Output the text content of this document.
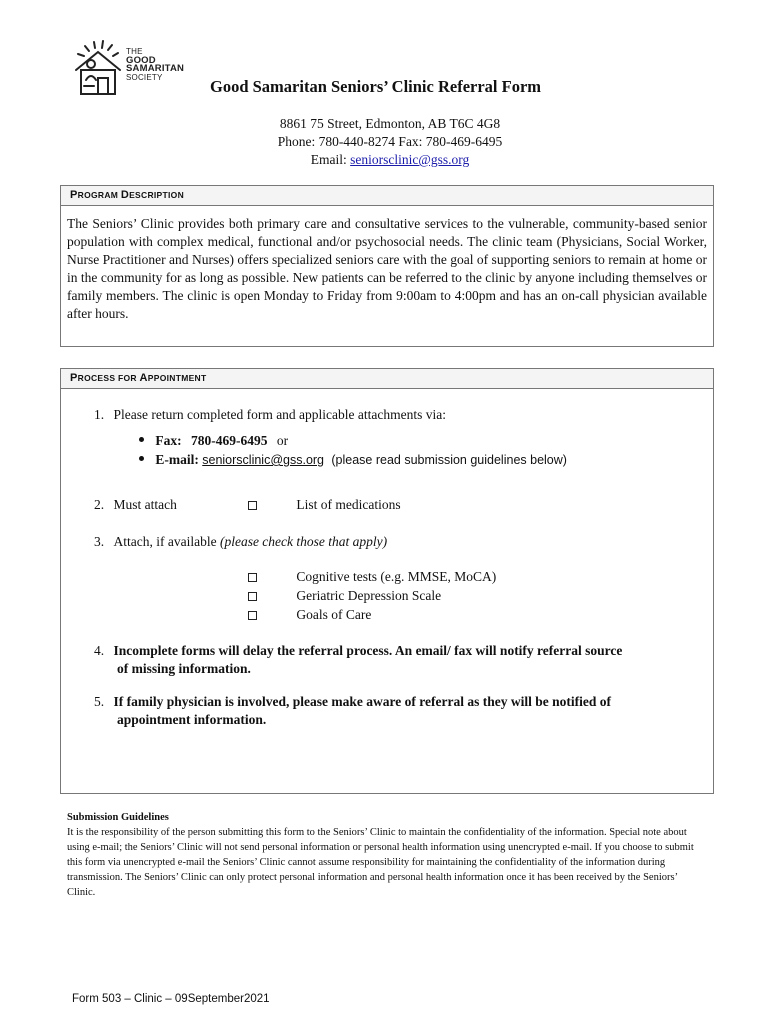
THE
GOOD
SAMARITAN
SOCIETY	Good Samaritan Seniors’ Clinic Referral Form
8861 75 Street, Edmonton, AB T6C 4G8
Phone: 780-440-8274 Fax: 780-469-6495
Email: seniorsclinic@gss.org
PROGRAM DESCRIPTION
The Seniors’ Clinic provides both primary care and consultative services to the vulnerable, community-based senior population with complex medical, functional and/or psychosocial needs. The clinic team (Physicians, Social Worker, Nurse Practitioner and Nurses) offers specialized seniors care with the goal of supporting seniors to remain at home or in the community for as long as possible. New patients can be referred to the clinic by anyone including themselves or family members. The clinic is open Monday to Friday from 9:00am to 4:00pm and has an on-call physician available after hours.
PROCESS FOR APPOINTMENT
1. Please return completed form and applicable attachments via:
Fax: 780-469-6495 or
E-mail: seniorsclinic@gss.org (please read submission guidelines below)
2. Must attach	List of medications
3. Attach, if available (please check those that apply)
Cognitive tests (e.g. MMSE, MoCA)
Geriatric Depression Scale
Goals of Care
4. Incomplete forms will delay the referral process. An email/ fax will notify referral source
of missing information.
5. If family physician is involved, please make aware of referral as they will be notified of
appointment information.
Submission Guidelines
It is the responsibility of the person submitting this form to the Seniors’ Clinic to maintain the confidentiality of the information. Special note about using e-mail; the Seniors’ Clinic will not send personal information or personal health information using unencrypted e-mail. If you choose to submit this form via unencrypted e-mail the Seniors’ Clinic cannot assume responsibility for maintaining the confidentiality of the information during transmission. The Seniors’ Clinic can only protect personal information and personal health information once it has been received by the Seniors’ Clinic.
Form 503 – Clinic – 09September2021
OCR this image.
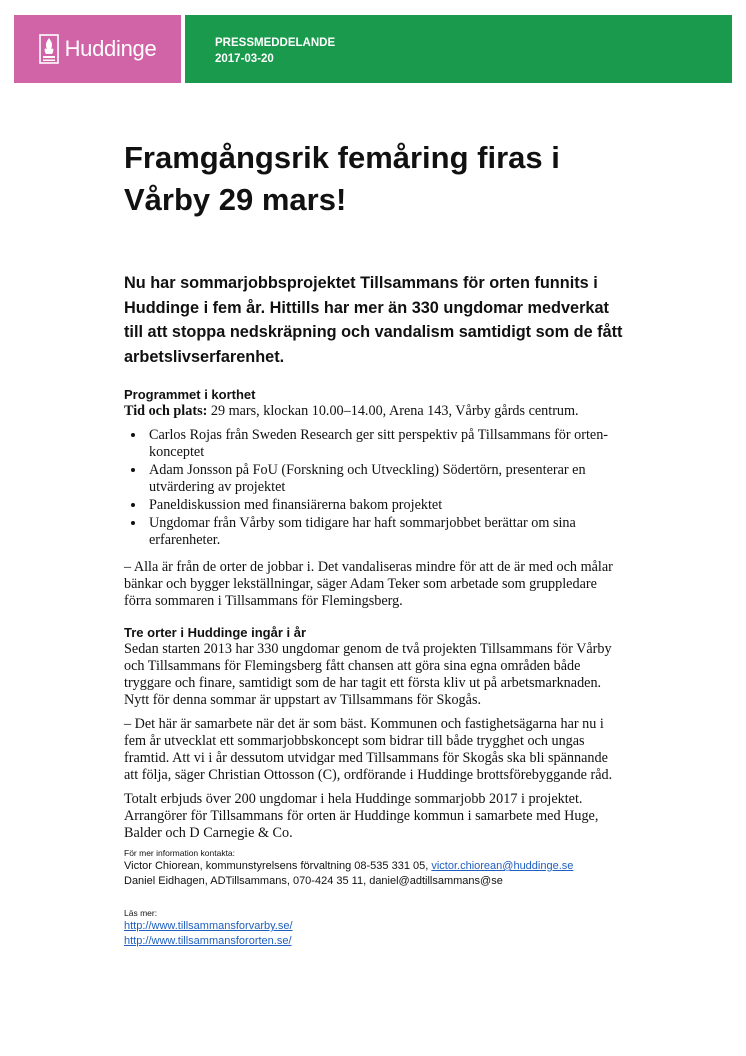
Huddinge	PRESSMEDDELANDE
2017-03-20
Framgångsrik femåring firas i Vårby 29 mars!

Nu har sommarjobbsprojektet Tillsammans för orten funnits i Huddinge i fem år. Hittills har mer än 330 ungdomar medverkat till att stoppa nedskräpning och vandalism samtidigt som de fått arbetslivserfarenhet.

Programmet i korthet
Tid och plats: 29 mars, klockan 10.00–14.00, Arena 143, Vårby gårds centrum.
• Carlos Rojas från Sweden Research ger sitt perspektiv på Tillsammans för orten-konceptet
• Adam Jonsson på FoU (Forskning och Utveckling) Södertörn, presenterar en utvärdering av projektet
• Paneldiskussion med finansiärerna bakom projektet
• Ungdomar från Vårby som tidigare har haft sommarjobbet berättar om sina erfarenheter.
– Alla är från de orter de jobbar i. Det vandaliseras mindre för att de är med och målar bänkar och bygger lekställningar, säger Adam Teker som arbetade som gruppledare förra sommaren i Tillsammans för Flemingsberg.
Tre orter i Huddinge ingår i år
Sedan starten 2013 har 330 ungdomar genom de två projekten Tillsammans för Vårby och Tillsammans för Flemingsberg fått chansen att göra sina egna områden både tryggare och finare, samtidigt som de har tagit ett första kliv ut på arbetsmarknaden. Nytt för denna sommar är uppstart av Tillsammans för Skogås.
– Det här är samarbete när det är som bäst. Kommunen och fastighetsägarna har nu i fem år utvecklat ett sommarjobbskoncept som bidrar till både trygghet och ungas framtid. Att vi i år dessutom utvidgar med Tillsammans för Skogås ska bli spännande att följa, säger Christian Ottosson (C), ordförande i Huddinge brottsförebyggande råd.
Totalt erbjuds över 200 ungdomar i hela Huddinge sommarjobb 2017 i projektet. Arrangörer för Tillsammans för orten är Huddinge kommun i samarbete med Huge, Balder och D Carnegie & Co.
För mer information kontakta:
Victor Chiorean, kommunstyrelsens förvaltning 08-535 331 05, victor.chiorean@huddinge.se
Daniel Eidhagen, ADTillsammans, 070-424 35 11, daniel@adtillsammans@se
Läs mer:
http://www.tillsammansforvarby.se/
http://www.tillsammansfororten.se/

----------------------------------------

WORK ITEM
Repeat the records above word for word, keeping no pictures in the copy.

YOUR RESPONSE
Output the text content of this document.
THE
GOOD
SAMARITAN
SOCIETY	Good Samaritan Seniors’ Clinic Referral Form
8861 75 Street, Edmonton, AB T6C 4G8
Phone: 780-440-8274 Fax: 780-469-6495
Email: seniorsclinic@gss.org
PROGRAM DESCRIPTION
The Seniors’ Clinic provides both primary care and consultative services to the vulnerable, community-based senior population with complex medical, functional and/or psychosocial needs. The clinic team (Physicians, Social Worker, Nurse Practitioner and Nurses) offers specialized seniors care with the goal of supporting seniors to remain at home or in the community for as long as possible. New patients can be referred to the clinic by anyone including themselves or family members. The clinic is open Monday to Friday from 9:00am to 4:00pm and has an on-call physician available after hours.
PROCESS FOR APPOINTMENT
1. Please return completed form and applicable attachments via:
Fax: 780-469-6495 or
E-mail: seniorsclinic@gss.org (please read submission guidelines below)
2. Must attach	List of medications
3. Attach, if available (please check those that apply)
Cognitive tests (e.g. MMSE, MoCA)
Geriatric Depression Scale
Goals of Care
4. Incomplete forms will delay the referral process. An email/ fax will notify referral source
of missing information.
5. If family physician is involved, please make aware of referral as they will be notified of
appointment information.
Submission Guidelines
It is the responsibility of the person submitting this form to the Seniors’ Clinic to maintain the confidentiality of the information. Special note about using e-mail; the Seniors’ Clinic will not send personal information or personal health information using unencrypted e-mail. If you choose to submit this form via unencrypted e-mail the Seniors’ Clinic cannot assume responsibility for maintaining the confidentiality of the information during transmission. The Seniors’ Clinic can only protect personal information and personal health information once it has been received by the Seniors’ Clinic.
Form 503 – Clinic – 09September2021
OCR this image.
Huddinge	PRESSMEDDELANDE
2017-03-20
Framgångsrik femåring firas i Vårby 29 mars!

Nu har sommarjobbsprojektet Tillsammans för orten funnits i Huddinge i fem år. Hittills har mer än 330 ungdomar medverkat till att stoppa nedskräpning och vandalism samtidigt som de fått arbetslivserfarenhet.

Programmet i korthet
Tid och plats: 29 mars, klockan 10.00–14.00, Arena 143, Vårby gårds centrum.
• Carlos Rojas från Sweden Research ger sitt perspektiv på Tillsammans för orten-konceptet
• Adam Jonsson på FoU (Forskning och Utveckling) Södertörn, presenterar en utvärdering av projektet
• Paneldiskussion med finansiärerna bakom projektet
• Ungdomar från Vårby som tidigare har haft sommarjobbet berättar om sina erfarenheter.
– Alla är från de orter de jobbar i. Det vandaliseras mindre för att de är med och målar bänkar och bygger lekställningar, säger Adam Teker som arbetade som gruppledare förra sommaren i Tillsammans för Flemingsberg.
Tre orter i Huddinge ingår i år
Sedan starten 2013 har 330 ungdomar genom de två projekten Tillsammans för Vårby och Tillsammans för Flemingsberg fått chansen att göra sina egna områden både tryggare och finare, samtidigt som de har tagit ett första kliv ut på arbetsmarknaden. Nytt för denna sommar är uppstart av Tillsammans för Skogås.
– Det här är samarbete när det är som bäst. Kommunen och fastighetsägarna har nu i fem år utvecklat ett sommarjobbskoncept som bidrar till både trygghet och ungas framtid. Att vi i år dessutom utvidgar med Tillsammans för Skogås ska bli spännande att följa, säger Christian Ottosson (C), ordförande i Huddinge brottsförebyggande råd.
Totalt erbjuds över 200 ungdomar i hela Huddinge sommarjobb 2017 i projektet. Arrangörer för Tillsammans för orten är Huddinge kommun i samarbete med Huge, Balder och D Carnegie & Co.
För mer information kontakta:
Victor Chiorean, kommunstyrelsens förvaltning 08-535 331 05, victor.chiorean@huddinge.se
Daniel Eidhagen, ADTillsammans, 070-424 35 11, daniel@adtillsammans@se
Läs mer:
http://www.tillsammansforvarby.se/
http://www.tillsammansfororten.se/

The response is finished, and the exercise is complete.